### Set problem
Please reproduce the records below word for word, from their first line through the line that contains "tab-label: Capture — [294, 107, 371, 130]", including both of those lines.

Region and label listings

◆ ◆ ◆ ◆ ◆ ◆ ◆

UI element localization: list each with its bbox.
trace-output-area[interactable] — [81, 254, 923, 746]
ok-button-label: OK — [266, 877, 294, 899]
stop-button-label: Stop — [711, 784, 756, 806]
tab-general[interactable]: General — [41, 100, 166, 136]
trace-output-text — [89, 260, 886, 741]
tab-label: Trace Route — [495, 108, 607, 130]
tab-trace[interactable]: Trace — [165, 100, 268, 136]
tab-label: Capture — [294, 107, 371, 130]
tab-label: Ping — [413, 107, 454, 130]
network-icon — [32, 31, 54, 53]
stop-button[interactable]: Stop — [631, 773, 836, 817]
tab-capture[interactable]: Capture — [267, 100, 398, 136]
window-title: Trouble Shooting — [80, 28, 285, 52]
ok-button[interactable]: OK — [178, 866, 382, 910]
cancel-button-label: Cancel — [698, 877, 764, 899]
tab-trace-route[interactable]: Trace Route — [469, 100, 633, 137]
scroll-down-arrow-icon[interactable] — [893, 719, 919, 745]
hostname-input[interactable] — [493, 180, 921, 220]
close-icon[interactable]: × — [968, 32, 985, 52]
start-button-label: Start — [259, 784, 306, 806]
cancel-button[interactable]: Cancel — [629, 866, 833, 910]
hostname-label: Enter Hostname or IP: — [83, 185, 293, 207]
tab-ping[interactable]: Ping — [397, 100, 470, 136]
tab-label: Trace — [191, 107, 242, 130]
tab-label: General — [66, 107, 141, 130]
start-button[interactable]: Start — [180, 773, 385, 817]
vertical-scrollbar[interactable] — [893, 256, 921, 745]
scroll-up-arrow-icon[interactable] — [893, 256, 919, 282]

◆ ◆ ◆ ◆ ◆ ◆ ◆

### Full answer
UI element localization: list each with its bbox.
trace-output-area[interactable] — [81, 254, 923, 746]
ok-button-label: OK — [266, 877, 294, 899]
stop-button-label: Stop — [711, 784, 756, 806]
tab-general[interactable]: General — [41, 100, 166, 136]
trace-output-text — [89, 260, 886, 741]
tab-label: Trace Route — [495, 108, 607, 130]
tab-trace[interactable]: Trace — [165, 100, 268, 136]
tab-label: Capture — [294, 107, 371, 130]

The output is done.